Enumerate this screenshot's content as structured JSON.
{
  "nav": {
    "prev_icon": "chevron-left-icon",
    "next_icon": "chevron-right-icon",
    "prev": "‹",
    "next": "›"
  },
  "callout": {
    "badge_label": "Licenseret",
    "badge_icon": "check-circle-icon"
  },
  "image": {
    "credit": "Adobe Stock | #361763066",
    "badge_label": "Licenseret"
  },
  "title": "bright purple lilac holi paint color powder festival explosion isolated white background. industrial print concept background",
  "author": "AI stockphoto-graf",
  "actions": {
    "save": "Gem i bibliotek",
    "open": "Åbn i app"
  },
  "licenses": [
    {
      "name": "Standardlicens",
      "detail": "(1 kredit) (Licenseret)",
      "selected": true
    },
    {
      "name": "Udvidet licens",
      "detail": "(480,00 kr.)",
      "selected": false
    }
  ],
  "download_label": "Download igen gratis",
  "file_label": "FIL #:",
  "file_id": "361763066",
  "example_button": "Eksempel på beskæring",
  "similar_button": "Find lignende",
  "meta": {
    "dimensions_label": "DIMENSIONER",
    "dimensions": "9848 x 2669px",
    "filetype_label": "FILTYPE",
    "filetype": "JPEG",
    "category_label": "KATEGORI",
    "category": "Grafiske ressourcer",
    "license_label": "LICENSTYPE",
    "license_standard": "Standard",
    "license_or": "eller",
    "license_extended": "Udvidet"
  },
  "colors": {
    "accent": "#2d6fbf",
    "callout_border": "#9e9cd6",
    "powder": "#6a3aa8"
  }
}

◇ ◇ ◇

- _Short exercise_: Count every line of the material above that holds the string "Udvidet", then state only the total.

- _The solution_: 2